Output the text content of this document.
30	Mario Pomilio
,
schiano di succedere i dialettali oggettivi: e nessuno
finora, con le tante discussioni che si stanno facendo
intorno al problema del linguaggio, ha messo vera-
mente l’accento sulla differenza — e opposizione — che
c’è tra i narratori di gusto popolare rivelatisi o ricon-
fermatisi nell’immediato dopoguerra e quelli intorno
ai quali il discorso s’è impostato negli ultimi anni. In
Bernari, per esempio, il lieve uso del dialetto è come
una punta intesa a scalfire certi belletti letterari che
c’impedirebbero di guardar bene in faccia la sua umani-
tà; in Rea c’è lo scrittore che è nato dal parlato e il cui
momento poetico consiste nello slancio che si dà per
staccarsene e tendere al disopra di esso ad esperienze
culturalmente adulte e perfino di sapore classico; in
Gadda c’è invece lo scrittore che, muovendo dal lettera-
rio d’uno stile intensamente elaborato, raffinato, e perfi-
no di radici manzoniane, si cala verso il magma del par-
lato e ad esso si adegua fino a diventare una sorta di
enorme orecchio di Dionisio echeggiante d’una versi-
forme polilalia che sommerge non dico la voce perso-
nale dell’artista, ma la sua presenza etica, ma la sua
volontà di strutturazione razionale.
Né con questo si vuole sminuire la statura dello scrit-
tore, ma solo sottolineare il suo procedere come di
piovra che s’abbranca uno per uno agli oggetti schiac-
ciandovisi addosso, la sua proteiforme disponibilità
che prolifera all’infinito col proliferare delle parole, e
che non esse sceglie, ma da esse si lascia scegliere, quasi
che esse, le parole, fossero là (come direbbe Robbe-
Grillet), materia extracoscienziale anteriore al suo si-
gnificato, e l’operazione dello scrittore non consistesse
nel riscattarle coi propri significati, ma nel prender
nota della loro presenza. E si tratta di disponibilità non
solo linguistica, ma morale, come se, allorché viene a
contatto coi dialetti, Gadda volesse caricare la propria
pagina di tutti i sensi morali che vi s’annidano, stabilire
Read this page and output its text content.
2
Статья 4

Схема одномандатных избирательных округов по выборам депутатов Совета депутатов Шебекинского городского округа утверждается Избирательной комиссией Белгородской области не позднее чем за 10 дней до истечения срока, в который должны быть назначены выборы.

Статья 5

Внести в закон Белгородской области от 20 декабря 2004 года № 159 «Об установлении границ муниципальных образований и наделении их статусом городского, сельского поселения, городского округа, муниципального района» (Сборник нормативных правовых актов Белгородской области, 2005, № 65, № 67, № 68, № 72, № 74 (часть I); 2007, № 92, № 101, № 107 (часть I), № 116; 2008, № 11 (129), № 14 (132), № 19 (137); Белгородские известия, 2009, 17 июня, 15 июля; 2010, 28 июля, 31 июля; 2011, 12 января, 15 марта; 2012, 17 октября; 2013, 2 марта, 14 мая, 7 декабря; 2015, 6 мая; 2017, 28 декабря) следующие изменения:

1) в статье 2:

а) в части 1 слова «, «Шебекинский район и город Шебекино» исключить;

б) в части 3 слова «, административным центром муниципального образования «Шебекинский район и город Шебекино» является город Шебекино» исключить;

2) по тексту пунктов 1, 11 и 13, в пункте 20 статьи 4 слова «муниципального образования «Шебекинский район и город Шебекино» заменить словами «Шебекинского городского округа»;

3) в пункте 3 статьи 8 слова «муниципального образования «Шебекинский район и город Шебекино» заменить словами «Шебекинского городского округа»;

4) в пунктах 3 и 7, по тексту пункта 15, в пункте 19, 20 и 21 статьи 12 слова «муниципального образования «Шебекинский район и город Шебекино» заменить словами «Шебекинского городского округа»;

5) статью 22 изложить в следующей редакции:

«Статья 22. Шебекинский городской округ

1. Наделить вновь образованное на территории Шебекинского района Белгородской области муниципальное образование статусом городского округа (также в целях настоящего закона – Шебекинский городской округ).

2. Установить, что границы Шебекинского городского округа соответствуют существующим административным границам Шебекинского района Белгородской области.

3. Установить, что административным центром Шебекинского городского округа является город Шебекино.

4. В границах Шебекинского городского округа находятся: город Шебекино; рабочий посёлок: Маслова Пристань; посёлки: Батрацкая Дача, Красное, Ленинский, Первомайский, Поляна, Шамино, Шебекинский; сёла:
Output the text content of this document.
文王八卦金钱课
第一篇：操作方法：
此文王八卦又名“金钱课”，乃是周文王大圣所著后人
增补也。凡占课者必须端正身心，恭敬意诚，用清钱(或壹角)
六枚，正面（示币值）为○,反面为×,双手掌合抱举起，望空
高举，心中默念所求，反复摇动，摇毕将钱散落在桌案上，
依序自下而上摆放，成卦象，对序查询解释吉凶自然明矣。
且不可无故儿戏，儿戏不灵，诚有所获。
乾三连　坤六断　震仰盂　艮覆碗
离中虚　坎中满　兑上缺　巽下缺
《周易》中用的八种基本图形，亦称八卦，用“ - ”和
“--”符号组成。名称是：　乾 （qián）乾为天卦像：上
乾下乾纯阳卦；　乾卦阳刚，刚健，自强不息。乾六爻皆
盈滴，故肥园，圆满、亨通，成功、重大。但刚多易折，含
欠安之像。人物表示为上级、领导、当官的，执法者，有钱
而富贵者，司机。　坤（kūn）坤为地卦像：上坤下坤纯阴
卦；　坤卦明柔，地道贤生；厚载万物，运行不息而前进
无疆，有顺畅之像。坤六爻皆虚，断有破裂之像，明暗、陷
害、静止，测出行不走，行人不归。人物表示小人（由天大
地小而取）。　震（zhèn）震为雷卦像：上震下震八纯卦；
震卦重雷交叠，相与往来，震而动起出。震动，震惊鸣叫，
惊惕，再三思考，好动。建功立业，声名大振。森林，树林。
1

--*--

→ **WHAT YOU SHOULD DO**: Reproduce the data in full, exactly as presented.

→ **ANSWER BELOW**:
Output the text content of this document.
30	Mario Pomilio
,
schiano di succedere i dialettali oggettivi: e nessuno
finora, con le tante discussioni che si stanno facendo
intorno al problema del linguaggio, ha messo vera-
mente l’accento sulla differenza — e opposizione — che
c’è tra i narratori di gusto popolare rivelatisi o ricon-
fermatisi nell’immediato dopoguerra e quelli intorno
ai quali il discorso s’è impostato negli ultimi anni. In
Bernari, per esempio, il lieve uso del dialetto è come
una punta intesa a scalfire certi belletti letterari che
c’impedirebbero di guardar bene in faccia la sua umani-
tà; in Rea c’è lo scrittore che è nato dal parlato e il cui
momento poetico consiste nello slancio che si dà per
staccarsene e tendere al disopra di esso ad esperienze
culturalmente adulte e perfino di sapore classico; in
Gadda c’è invece lo scrittore che, muovendo dal lettera-
rio d’uno stile intensamente elaborato, raffinato, e perfi-
no di radici manzoniane, si cala verso il magma del par-
lato e ad esso si adegua fino a diventare una sorta di
enorme orecchio di Dionisio echeggiante d’una versi-
forme polilalia che sommerge non dico la voce perso-
nale dell’artista, ma la sua presenza etica, ma la sua
volontà di strutturazione razionale.
Né con questo si vuole sminuire la statura dello scrit-
tore, ma solo sottolineare il suo procedere come di
piovra che s’abbranca uno per uno agli oggetti schiac-
ciandovisi addosso, la sua proteiforme disponibilità
che prolifera all’infinito col proliferare delle parole, e
che non esse sceglie, ma da esse si lascia scegliere, quasi
che esse, le parole, fossero là (come direbbe Robbe-
Grillet), materia extracoscienziale anteriore al suo si-
gnificato, e l’operazione dello scrittore non consistesse
nel riscattarle coi propri significati, ma nel prender
nota della loro presenza. E si tratta di disponibilità non
solo linguistica, ma morale, come se, allorché viene a
contatto coi dialetti, Gadda volesse caricare la propria
pagina di tutti i sensi morali che vi s’annidano, stabilire
Read this page and output its text content.
2
Статья 4

Схема одномандатных избирательных округов по выборам депутатов Совета депутатов Шебекинского городского округа утверждается Избирательной комиссией Белгородской области не позднее чем за 10 дней до истечения срока, в который должны быть назначены выборы.

Статья 5

Внести в закон Белгородской области от 20 декабря 2004 года № 159 «Об установлении границ муниципальных образований и наделении их статусом городского, сельского поселения, городского округа, муниципального района» (Сборник нормативных правовых актов Белгородской области, 2005, № 65, № 67, № 68, № 72, № 74 (часть I); 2007, № 92, № 101, № 107 (часть I), № 116; 2008, № 11 (129), № 14 (132), № 19 (137); Белгородские известия, 2009, 17 июня, 15 июля; 2010, 28 июля, 31 июля; 2011, 12 января, 15 марта; 2012, 17 октября; 2013, 2 марта, 14 мая, 7 декабря; 2015, 6 мая; 2017, 28 декабря) следующие изменения:

1) в статье 2:

а) в части 1 слова «, «Шебекинский район и город Шебекино» исключить;

б) в части 3 слова «, административным центром муниципального образования «Шебекинский район и город Шебекино» является город Шебекино» исключить;

2) по тексту пунктов 1, 11 и 13, в пункте 20 статьи 4 слова «муниципального образования «Шебекинский район и город Шебекино» заменить словами «Шебекинского городского округа»;

3) в пункте 3 статьи 8 слова «муниципального образования «Шебекинский район и город Шебекино» заменить словами «Шебекинского городского округа»;

4) в пунктах 3 и 7, по тексту пункта 15, в пункте 19, 20 и 21 статьи 12 слова «муниципального образования «Шебекинский район и город Шебекино» заменить словами «Шебекинского городского округа»;

5) статью 22 изложить в следующей редакции:

«Статья 22. Шебекинский городской округ

1. Наделить вновь образованное на территории Шебекинского района Белгородской области муниципальное образование статусом городского округа (также в целях настоящего закона – Шебекинский городской округ).

2. Установить, что границы Шебекинского городского округа соответствуют существующим административным границам Шебекинского района Белгородской области.

3. Установить, что административным центром Шебекинского городского округа является город Шебекино.

4. В границах Шебекинского городского округа находятся: город Шебекино; рабочий посёлок: Маслова Пристань; посёлки: Батрацкая Дача, Красное, Ленинский, Первомайский, Поляна, Шамино, Шебекинский; сёла:
Output the text content of this document.
文王八卦金钱课
第一篇：操作方法：
此文王八卦又名“金钱课”，乃是周文王大圣所著后人
增补也。凡占课者必须端正身心，恭敬意诚，用清钱(或壹角)
六枚，正面（示币值）为○,反面为×,双手掌合抱举起，望空
高举，心中默念所求，反复摇动，摇毕将钱散落在桌案上，
依序自下而上摆放，成卦象，对序查询解释吉凶自然明矣。
且不可无故儿戏，儿戏不灵，诚有所获。
乾三连　坤六断　震仰盂　艮覆碗
离中虚　坎中满　兑上缺　巽下缺
《周易》中用的八种基本图形，亦称八卦，用“ - ”和
“--”符号组成。名称是：　乾 （qián）乾为天卦像：上
乾下乾纯阳卦；　乾卦阳刚，刚健，自强不息。乾六爻皆
盈滴，故肥园，圆满、亨通，成功、重大。但刚多易折，含
欠安之像。人物表示为上级、领导、当官的，执法者，有钱
而富贵者，司机。　坤（kūn）坤为地卦像：上坤下坤纯阴
卦；　坤卦明柔，地道贤生；厚载万物，运行不息而前进
无疆，有顺畅之像。坤六爻皆虚，断有破裂之像，明暗、陷
害、静止，测出行不走，行人不归。人物表示小人（由天大
地小而取）。　震（zhèn）震为雷卦像：上震下震八纯卦；
震卦重雷交叠，相与往来，震而动起出。震动，震惊鸣叫，
惊惕，再三思考，好动。建功立业，声名大振。森林，树林。
1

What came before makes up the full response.